WHAT IS ASKED: Using the records that follow, copy every line containing the word "color".

RECORDS SUPPLIED:
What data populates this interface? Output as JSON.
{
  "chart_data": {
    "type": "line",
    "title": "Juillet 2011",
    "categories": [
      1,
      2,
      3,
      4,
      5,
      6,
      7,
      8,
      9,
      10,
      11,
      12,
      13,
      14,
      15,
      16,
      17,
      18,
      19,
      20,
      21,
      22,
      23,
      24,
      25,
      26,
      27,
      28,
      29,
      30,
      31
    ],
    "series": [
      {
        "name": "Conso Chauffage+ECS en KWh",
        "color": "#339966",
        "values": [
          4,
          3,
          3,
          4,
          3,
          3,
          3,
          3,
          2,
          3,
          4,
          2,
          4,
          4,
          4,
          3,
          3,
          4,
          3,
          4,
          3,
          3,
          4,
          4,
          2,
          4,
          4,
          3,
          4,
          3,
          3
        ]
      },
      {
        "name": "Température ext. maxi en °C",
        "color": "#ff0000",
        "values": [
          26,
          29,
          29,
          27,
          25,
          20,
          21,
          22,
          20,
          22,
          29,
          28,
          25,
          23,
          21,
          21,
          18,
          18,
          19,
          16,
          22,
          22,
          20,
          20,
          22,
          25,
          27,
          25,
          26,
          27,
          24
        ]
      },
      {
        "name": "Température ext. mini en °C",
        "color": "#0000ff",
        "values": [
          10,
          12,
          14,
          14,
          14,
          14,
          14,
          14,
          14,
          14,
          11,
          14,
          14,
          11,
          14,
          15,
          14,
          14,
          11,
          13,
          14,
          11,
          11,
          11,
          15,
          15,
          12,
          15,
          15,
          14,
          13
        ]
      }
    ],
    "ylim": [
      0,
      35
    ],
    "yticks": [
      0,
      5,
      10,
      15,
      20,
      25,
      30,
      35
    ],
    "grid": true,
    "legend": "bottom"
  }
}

WRITTEN RESPONSE:
        "color": "#339966",
        "color": "#ff0000",
        "color": "#0000ff",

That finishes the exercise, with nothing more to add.